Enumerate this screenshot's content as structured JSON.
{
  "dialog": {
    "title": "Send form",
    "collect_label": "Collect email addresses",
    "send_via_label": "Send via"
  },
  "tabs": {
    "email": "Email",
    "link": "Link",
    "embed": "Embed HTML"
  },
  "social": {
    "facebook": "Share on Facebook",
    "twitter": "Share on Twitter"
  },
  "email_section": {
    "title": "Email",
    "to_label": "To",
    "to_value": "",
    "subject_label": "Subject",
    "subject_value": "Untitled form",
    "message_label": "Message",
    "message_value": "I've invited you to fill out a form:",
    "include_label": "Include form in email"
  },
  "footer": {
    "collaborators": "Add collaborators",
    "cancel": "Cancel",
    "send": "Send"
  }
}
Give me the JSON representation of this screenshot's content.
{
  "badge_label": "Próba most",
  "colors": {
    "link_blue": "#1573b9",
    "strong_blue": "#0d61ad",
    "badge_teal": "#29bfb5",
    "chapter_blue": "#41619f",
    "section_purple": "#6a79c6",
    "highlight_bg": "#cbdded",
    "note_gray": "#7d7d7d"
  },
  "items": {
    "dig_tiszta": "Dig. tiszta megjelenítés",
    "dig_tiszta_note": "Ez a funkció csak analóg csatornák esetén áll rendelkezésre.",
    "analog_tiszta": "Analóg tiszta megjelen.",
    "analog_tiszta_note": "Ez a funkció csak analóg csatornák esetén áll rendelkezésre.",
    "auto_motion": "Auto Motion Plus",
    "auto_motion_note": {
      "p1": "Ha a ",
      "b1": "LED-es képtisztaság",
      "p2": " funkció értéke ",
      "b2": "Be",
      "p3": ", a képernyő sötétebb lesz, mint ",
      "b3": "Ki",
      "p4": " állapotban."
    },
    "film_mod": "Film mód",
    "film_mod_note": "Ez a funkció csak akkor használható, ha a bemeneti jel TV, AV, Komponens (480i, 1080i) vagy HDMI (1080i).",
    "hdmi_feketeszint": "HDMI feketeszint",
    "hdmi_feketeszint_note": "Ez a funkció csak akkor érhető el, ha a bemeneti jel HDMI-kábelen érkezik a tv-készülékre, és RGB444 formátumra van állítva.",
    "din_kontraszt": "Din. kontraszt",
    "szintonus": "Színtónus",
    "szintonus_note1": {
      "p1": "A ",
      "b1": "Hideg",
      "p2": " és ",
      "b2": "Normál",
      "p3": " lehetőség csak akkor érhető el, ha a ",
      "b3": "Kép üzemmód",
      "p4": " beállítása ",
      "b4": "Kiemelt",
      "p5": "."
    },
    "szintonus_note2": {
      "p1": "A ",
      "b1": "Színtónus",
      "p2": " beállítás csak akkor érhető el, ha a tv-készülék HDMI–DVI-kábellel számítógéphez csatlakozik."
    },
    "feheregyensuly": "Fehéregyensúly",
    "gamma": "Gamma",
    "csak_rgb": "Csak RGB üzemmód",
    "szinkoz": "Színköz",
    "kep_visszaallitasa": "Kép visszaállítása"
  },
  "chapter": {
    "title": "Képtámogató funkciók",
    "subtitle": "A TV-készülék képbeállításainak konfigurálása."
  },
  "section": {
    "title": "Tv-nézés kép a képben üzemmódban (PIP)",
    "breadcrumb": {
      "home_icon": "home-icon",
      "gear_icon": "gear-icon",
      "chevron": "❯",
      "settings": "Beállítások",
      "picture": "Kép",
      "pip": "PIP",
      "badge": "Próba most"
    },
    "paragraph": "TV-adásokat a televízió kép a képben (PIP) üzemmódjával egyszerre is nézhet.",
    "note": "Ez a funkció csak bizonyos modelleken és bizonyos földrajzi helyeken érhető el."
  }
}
* * * *
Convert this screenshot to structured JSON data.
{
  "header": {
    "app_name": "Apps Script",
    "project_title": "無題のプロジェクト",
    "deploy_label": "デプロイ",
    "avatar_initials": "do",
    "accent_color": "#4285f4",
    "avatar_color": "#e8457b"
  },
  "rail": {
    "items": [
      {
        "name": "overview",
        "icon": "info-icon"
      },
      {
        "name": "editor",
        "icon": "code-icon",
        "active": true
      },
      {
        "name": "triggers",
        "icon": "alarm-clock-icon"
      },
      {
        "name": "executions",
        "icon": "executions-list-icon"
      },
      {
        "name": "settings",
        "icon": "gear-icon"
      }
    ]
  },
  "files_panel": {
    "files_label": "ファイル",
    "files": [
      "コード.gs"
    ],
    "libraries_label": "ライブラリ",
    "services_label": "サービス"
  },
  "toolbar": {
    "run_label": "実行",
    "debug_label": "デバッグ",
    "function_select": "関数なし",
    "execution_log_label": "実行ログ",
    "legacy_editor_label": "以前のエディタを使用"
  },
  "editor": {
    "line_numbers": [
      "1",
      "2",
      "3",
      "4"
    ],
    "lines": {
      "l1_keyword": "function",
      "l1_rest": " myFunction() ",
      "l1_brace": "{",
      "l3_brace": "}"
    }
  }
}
* * * *
§ Directions for this task: Filter the records for lines holding the string "settings". Copy each one.

§ Answer to the problem:
      "settings": "Beállítások",
        "name": "settings",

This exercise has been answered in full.